**GIVEN DATA**
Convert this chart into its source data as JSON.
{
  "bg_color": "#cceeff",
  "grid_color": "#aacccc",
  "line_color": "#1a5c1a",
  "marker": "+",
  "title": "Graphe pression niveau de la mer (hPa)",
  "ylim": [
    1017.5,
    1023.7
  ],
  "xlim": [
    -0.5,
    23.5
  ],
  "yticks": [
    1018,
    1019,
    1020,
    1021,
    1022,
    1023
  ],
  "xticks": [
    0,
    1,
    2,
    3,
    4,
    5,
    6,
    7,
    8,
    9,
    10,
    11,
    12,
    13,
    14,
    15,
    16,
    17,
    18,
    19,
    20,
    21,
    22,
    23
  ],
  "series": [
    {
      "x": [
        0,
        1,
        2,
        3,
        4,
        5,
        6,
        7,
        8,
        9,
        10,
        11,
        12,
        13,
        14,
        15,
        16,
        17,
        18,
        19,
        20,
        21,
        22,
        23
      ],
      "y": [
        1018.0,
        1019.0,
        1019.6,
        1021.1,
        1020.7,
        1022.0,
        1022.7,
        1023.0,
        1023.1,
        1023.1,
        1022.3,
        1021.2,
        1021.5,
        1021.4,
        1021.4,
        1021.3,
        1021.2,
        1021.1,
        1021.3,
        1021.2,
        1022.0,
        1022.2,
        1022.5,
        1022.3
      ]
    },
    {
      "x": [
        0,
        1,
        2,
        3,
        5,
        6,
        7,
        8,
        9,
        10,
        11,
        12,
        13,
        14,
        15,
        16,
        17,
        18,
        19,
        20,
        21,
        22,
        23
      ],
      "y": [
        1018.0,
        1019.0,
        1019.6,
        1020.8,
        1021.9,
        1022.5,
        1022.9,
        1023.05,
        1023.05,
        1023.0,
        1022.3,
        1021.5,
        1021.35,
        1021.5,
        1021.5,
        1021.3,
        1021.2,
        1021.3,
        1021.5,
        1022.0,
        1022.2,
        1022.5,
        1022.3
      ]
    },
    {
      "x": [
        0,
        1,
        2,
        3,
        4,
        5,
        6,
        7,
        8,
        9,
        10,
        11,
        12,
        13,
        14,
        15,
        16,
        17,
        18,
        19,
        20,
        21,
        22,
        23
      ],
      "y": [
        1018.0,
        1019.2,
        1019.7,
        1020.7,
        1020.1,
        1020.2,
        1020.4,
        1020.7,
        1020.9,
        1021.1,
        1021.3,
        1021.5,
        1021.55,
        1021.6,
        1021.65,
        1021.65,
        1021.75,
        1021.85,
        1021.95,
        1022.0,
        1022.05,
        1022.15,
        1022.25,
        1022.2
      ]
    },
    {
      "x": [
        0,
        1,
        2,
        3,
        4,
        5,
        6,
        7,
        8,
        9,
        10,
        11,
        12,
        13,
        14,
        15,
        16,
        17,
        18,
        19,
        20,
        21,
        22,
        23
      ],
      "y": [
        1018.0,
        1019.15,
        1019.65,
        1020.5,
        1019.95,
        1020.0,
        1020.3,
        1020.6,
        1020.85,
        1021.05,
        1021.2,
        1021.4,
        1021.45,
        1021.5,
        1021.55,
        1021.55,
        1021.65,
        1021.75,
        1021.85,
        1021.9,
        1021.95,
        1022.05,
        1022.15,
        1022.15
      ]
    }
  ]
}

**YOUR TASK**
Return all the data above once more, precisely as given.

**SOLUTION FOR THIS EXERCISE**
Convert this chart into its source data as JSON.
{
  "bg_color": "#cceeff",
  "grid_color": "#aacccc",
  "line_color": "#1a5c1a",
  "marker": "+",
  "title": "Graphe pression niveau de la mer (hPa)",
  "ylim": [
    1017.5,
    1023.7
  ],
  "xlim": [
    -0.5,
    23.5
  ],
  "yticks": [
    1018,
    1019,
    1020,
    1021,
    1022,
    1023
  ],
  "xticks": [
    0,
    1,
    2,
    3,
    4,
    5,
    6,
    7,
    8,
    9,
    10,
    11,
    12,
    13,
    14,
    15,
    16,
    17,
    18,
    19,
    20,
    21,
    22,
    23
  ],
  "series": [
    {
      "x": [
        0,
        1,
        2,
        3,
        4,
        5,
        6,
        7,
        8,
        9,
        10,
        11,
        12,
        13,
        14,
        15,
        16,
        17,
        18,
        19,
        20,
        21,
        22,
        23
      ],
      "y": [
        1018.0,
        1019.0,
        1019.6,
        1021.1,
        1020.7,
        1022.0,
        1022.7,
        1023.0,
        1023.1,
        1023.1,
        1022.3,
        1021.2,
        1021.5,
        1021.4,
        1021.4,
        1021.3,
        1021.2,
        1021.1,
        1021.3,
        1021.2,
        1022.0,
        1022.2,
        1022.5,
        1022.3
      ]
    },
    {
      "x": [
        0,
        1,
        2,
        3,
        5,
        6,
        7,
        8,
        9,
        10,
        11,
        12,
        13,
        14,
        15,
        16,
        17,
        18,
        19,
        20,
        21,
        22,
        23
      ],
      "y": [
        1018.0,
        1019.0,
        1019.6,
        1020.8,
        1021.9,
        1022.5,
        1022.9,
        1023.05,
        1023.05,
        1023.0,
        1022.3,
        1021.5,
        1021.35,
        1021.5,
        1021.5,
        1021.3,
        1021.2,
        1021.3,
        1021.5,
        1022.0,
        1022.2,
        1022.5,
        1022.3
      ]
    },
    {
      "x": [
        0,
        1,
        2,
        3,
        4,
        5,
        6,
        7,
        8,
        9,
        10,
        11,
        12,
        13,
        14,
        15,
        16,
        17,
        18,
        19,
        20,
        21,
        22,
        23
      ],
      "y": [
        1018.0,
        1019.2,
        1019.7,
        1020.7,
        1020.1,
        1020.2,
        1020.4,
        1020.7,
        1020.9,
        1021.1,
        1021.3,
        1021.5,
        1021.55,
        1021.6,
        1021.65,
        1021.65,
        1021.75,
        1021.85,
        1021.95,
        1022.0,
        1022.05,
        1022.15,
        1022.25,
        1022.2
      ]
    },
    {
      "x": [
        0,
        1,
        2,
        3,
        4,
        5,
        6,
        7,
        8,
        9,
        10,
        11,
        12,
        13,
        14,
        15,
        16,
        17,
        18,
        19,
        20,
        21,
        22,
        23
      ],
      "y": [
        1018.0,
        1019.15,
        1019.65,
        1020.5,
        1019.95,
        1020.0,
        1020.3,
        1020.6,
        1020.85,
        1021.05,
        1021.2,
        1021.4,
        1021.45,
        1021.5,
        1021.55,
        1021.55,
        1021.65,
        1021.75,
        1021.85,
        1021.9,
        1021.95,
        1022.05,
        1022.15,
        1022.15
      ]
    }
  ]
}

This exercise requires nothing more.